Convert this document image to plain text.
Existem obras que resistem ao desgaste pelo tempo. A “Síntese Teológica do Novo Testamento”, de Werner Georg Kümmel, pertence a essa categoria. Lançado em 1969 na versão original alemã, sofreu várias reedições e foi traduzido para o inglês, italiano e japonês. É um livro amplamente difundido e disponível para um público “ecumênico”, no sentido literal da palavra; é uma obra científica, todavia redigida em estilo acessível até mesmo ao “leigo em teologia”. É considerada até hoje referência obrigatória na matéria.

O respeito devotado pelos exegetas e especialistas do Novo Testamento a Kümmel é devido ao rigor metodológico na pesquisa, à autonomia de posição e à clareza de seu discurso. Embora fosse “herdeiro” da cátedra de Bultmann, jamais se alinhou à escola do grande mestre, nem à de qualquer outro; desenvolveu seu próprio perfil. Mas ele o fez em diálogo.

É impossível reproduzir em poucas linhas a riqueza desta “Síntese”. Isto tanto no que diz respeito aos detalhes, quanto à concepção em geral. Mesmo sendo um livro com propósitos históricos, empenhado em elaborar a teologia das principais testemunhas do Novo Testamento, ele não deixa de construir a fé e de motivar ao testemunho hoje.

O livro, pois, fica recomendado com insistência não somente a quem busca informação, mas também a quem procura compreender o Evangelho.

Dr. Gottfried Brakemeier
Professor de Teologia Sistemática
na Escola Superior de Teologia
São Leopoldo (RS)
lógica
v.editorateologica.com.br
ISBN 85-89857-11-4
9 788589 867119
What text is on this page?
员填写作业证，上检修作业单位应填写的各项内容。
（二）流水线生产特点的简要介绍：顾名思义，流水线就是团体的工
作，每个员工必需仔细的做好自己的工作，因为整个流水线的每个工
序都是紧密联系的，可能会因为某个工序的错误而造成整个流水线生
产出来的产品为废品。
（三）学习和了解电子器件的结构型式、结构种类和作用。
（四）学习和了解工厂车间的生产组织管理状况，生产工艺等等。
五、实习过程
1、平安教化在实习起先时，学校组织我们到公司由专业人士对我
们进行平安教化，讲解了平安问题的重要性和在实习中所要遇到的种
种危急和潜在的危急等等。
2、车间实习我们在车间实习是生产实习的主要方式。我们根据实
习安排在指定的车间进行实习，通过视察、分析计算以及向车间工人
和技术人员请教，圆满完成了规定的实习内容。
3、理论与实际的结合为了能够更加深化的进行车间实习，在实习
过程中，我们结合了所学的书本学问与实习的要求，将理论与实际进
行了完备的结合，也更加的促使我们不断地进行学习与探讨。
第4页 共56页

- - - - -

→ **Problem details**: Copy all lines of the material above where the string "Testamento" occurs.

→ **Full solution**:
Existem obras que resistem ao desgaste pelo tempo. A “Síntese Teológica do Novo Testamento”, de Werner Georg Kümmel, pertence a essa categoria. Lançado em 1969 na versão original alemã, sofreu várias reedições e foi traduzido para o inglês, italiano e japonês. É um livro amplamente difundido e disponível para um público “ecumênico”, no sentido literal da palavra; é uma obra científica, todavia redigida em estilo acessível até mesmo ao “leigo em teologia”. É considerada até hoje referência obrigatória na matéria.
O respeito devotado pelos exegetas e especialistas do Novo Testamento a Kümmel é devido ao rigor metodológico na pesquisa, à autonomia de posição e à clareza de seu discurso. Embora fosse “herdeiro” da cátedra de Bultmann, jamais se alinhou à escola do grande mestre, nem à de qualquer outro; desenvolveu seu próprio perfil. Mas ele o fez em diálogo.
É impossível reproduzir em poucas linhas a riqueza desta “Síntese”. Isto tanto no que diz respeito aos detalhes, quanto à concepção em geral. Mesmo sendo um livro com propósitos históricos, empenhado em elaborar a teologia das principais testemunhas do Novo Testamento, ele não deixa de construir a fé e de motivar ao testemunho hoje.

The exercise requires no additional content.